[Work required] Copy nothing but the text: repeat each entry exactly and drop the images.

++++++++++++++++++++

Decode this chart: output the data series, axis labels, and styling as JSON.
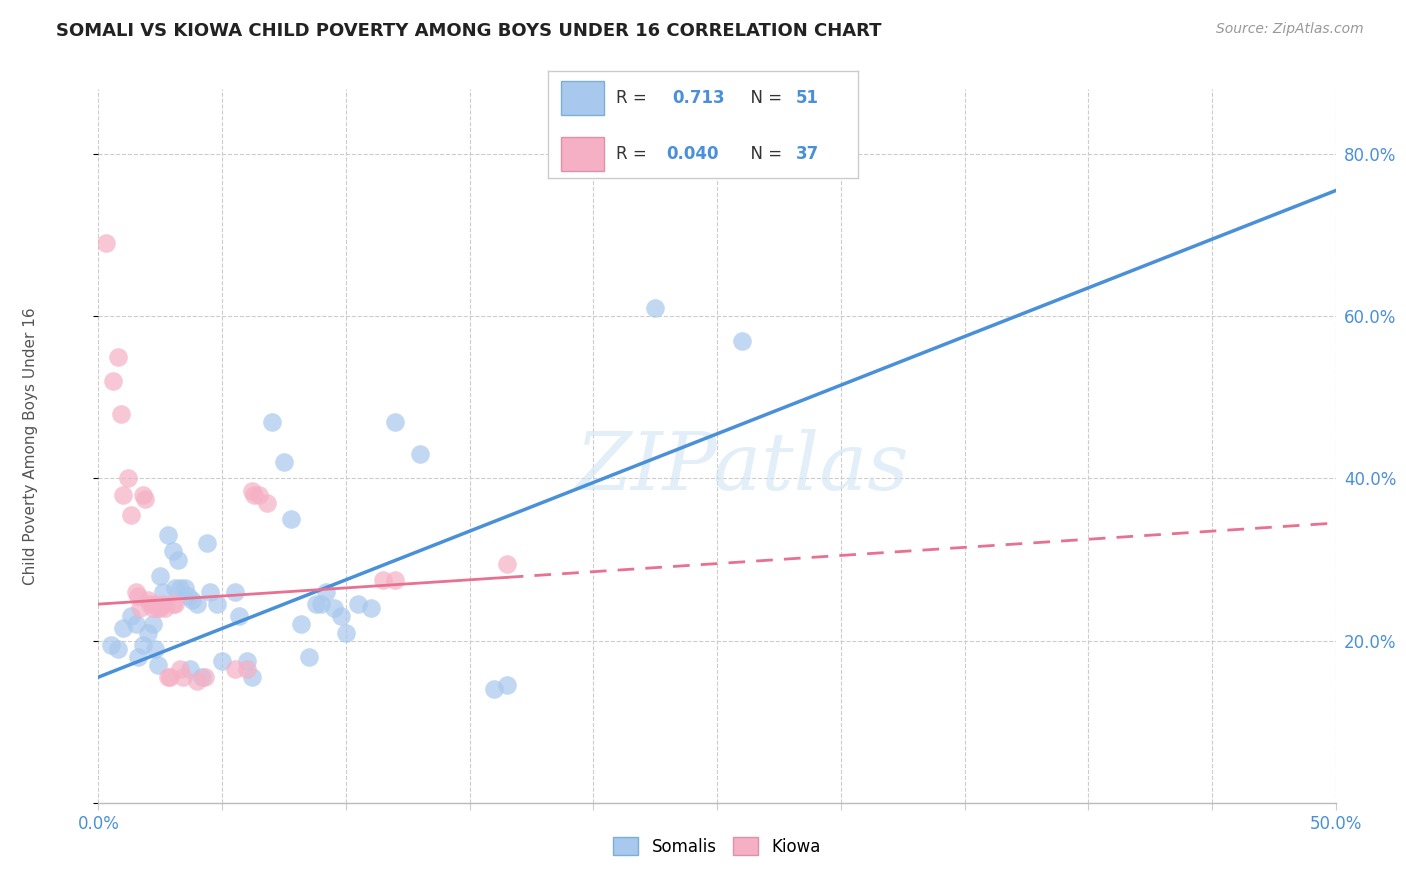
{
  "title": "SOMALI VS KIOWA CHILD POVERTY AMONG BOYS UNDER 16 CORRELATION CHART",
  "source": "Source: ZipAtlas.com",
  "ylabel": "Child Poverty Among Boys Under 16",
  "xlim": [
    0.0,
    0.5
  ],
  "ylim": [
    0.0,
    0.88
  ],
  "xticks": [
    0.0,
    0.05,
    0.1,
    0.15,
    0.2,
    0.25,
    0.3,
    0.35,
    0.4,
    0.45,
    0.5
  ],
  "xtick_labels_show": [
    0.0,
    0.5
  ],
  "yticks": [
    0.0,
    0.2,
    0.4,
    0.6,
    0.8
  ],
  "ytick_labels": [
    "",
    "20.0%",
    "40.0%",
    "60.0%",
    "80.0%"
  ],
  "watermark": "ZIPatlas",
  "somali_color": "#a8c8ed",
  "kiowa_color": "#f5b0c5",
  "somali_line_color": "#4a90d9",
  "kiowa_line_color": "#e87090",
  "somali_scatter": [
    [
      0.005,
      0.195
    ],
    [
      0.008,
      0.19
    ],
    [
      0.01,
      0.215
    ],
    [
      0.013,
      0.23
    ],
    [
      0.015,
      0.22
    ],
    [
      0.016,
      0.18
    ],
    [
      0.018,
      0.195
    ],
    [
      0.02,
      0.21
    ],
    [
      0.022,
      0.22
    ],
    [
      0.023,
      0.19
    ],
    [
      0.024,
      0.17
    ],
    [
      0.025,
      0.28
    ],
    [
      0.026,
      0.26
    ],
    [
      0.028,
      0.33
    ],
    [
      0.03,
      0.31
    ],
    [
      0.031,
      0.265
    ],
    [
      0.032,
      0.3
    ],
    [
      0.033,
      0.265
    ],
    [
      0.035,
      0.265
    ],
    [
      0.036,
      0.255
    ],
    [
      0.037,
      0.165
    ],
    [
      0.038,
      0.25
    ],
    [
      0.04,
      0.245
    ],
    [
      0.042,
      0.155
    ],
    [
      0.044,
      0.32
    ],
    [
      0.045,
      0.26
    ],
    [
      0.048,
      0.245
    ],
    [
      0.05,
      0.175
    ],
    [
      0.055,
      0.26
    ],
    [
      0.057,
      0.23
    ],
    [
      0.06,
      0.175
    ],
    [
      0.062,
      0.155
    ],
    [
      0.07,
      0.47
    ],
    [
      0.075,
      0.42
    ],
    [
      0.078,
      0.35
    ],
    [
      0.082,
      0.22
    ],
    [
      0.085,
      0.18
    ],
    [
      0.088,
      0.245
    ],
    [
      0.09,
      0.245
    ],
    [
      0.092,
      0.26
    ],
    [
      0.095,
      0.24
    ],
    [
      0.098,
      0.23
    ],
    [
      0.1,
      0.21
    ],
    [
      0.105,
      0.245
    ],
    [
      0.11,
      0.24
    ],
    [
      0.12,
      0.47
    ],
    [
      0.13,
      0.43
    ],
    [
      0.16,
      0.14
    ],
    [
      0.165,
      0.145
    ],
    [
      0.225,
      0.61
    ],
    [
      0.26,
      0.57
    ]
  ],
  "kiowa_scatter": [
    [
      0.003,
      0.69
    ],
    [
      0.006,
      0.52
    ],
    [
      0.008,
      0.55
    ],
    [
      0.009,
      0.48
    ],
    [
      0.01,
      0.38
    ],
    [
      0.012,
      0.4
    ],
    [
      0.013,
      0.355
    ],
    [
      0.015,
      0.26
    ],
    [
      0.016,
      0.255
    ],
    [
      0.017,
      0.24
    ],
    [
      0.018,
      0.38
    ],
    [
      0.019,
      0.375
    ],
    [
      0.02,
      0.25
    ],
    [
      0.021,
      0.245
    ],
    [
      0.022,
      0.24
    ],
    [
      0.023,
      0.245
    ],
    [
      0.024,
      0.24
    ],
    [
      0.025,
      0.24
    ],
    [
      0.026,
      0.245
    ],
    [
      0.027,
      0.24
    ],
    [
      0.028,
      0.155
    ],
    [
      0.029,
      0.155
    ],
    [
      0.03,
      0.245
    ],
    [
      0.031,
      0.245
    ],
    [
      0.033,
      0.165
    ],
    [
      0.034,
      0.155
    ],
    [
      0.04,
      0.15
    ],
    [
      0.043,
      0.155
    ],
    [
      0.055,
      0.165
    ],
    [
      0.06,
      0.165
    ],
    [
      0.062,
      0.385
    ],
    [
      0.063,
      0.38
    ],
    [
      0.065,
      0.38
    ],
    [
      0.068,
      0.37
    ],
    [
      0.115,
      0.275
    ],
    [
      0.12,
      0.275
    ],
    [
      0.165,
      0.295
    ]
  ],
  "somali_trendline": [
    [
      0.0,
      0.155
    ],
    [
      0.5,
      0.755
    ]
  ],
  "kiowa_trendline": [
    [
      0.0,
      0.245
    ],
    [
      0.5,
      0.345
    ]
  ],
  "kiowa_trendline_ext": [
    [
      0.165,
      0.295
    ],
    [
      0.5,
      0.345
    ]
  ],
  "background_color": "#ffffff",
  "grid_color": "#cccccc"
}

++++++++++++++++++++

[Reply]
Decode this chart: output the data series, axis labels, and styling as JSON.
{
  "title": "SOMALI VS KIOWA CHILD POVERTY AMONG BOYS UNDER 16 CORRELATION CHART",
  "source": "Source: ZipAtlas.com",
  "ylabel": "Child Poverty Among Boys Under 16",
  "xlim": [
    0.0,
    0.5
  ],
  "ylim": [
    0.0,
    0.88
  ],
  "xticks": [
    0.0,
    0.05,
    0.1,
    0.15,
    0.2,
    0.25,
    0.3,
    0.35,
    0.4,
    0.45,
    0.5
  ],
  "xtick_labels_show": [
    0.0,
    0.5
  ],
  "yticks": [
    0.0,
    0.2,
    0.4,
    0.6,
    0.8
  ],
  "ytick_labels": [
    "",
    "20.0%",
    "40.0%",
    "60.0%",
    "80.0%"
  ],
  "watermark": "ZIPatlas",
  "somali_color": "#a8c8ed",
  "kiowa_color": "#f5b0c5",
  "somali_line_color": "#4a90d9",
  "kiowa_line_color": "#e87090",
  "somali_scatter": [
    [
      0.005,
      0.195
    ],
    [
      0.008,
      0.19
    ],
    [
      0.01,
      0.215
    ],
    [
      0.013,
      0.23
    ],
    [
      0.015,
      0.22
    ],
    [
      0.016,
      0.18
    ],
    [
      0.018,
      0.195
    ],
    [
      0.02,
      0.21
    ],
    [
      0.022,
      0.22
    ],
    [
      0.023,
      0.19
    ],
    [
      0.024,
      0.17
    ],
    [
      0.025,
      0.28
    ],
    [
      0.026,
      0.26
    ],
    [
      0.028,
      0.33
    ],
    [
      0.03,
      0.31
    ],
    [
      0.031,
      0.265
    ],
    [
      0.032,
      0.3
    ],
    [
      0.033,
      0.265
    ],
    [
      0.035,
      0.265
    ],
    [
      0.036,
      0.255
    ],
    [
      0.037,
      0.165
    ],
    [
      0.038,
      0.25
    ],
    [
      0.04,
      0.245
    ],
    [
      0.042,
      0.155
    ],
    [
      0.044,
      0.32
    ],
    [
      0.045,
      0.26
    ],
    [
      0.048,
      0.245
    ],
    [
      0.05,
      0.175
    ],
    [
      0.055,
      0.26
    ],
    [
      0.057,
      0.23
    ],
    [
      0.06,
      0.175
    ],
    [
      0.062,
      0.155
    ],
    [
      0.07,
      0.47
    ],
    [
      0.075,
      0.42
    ],
    [
      0.078,
      0.35
    ],
    [
      0.082,
      0.22
    ],
    [
      0.085,
      0.18
    ],
    [
      0.088,
      0.245
    ],
    [
      0.09,
      0.245
    ],
    [
      0.092,
      0.26
    ],
    [
      0.095,
      0.24
    ],
    [
      0.098,
      0.23
    ],
    [
      0.1,
      0.21
    ],
    [
      0.105,
      0.245
    ],
    [
      0.11,
      0.24
    ],
    [
      0.12,
      0.47
    ],
    [
      0.13,
      0.43
    ],
    [
      0.16,
      0.14
    ],
    [
      0.165,
      0.145
    ],
    [
      0.225,
      0.61
    ],
    [
      0.26,
      0.57
    ]
  ],
  "kiowa_scatter": [
    [
      0.003,
      0.69
    ],
    [
      0.006,
      0.52
    ],
    [
      0.008,
      0.55
    ],
    [
      0.009,
      0.48
    ],
    [
      0.01,
      0.38
    ],
    [
      0.012,
      0.4
    ],
    [
      0.013,
      0.355
    ],
    [
      0.015,
      0.26
    ],
    [
      0.016,
      0.255
    ],
    [
      0.017,
      0.24
    ],
    [
      0.018,
      0.38
    ],
    [
      0.019,
      0.375
    ],
    [
      0.02,
      0.25
    ],
    [
      0.021,
      0.245
    ],
    [
      0.022,
      0.24
    ],
    [
      0.023,
      0.245
    ],
    [
      0.024,
      0.24
    ],
    [
      0.025,
      0.24
    ],
    [
      0.026,
      0.245
    ],
    [
      0.027,
      0.24
    ],
    [
      0.028,
      0.155
    ],
    [
      0.029,
      0.155
    ],
    [
      0.03,
      0.245
    ],
    [
      0.031,
      0.245
    ],
    [
      0.033,
      0.165
    ],
    [
      0.034,
      0.155
    ],
    [
      0.04,
      0.15
    ],
    [
      0.043,
      0.155
    ],
    [
      0.055,
      0.165
    ],
    [
      0.06,
      0.165
    ],
    [
      0.062,
      0.385
    ],
    [
      0.063,
      0.38
    ],
    [
      0.065,
      0.38
    ],
    [
      0.068,
      0.37
    ],
    [
      0.115,
      0.275
    ],
    [
      0.12,
      0.275
    ],
    [
      0.165,
      0.295
    ]
  ],
  "somali_trendline": [
    [
      0.0,
      0.155
    ],
    [
      0.5,
      0.755
    ]
  ],
  "kiowa_trendline": [
    [
      0.0,
      0.245
    ],
    [
      0.5,
      0.345
    ]
  ],
  "kiowa_trendline_ext": [
    [
      0.165,
      0.295
    ],
    [
      0.5,
      0.345
    ]
  ],
  "background_color": "#ffffff",
  "grid_color": "#cccccc"
}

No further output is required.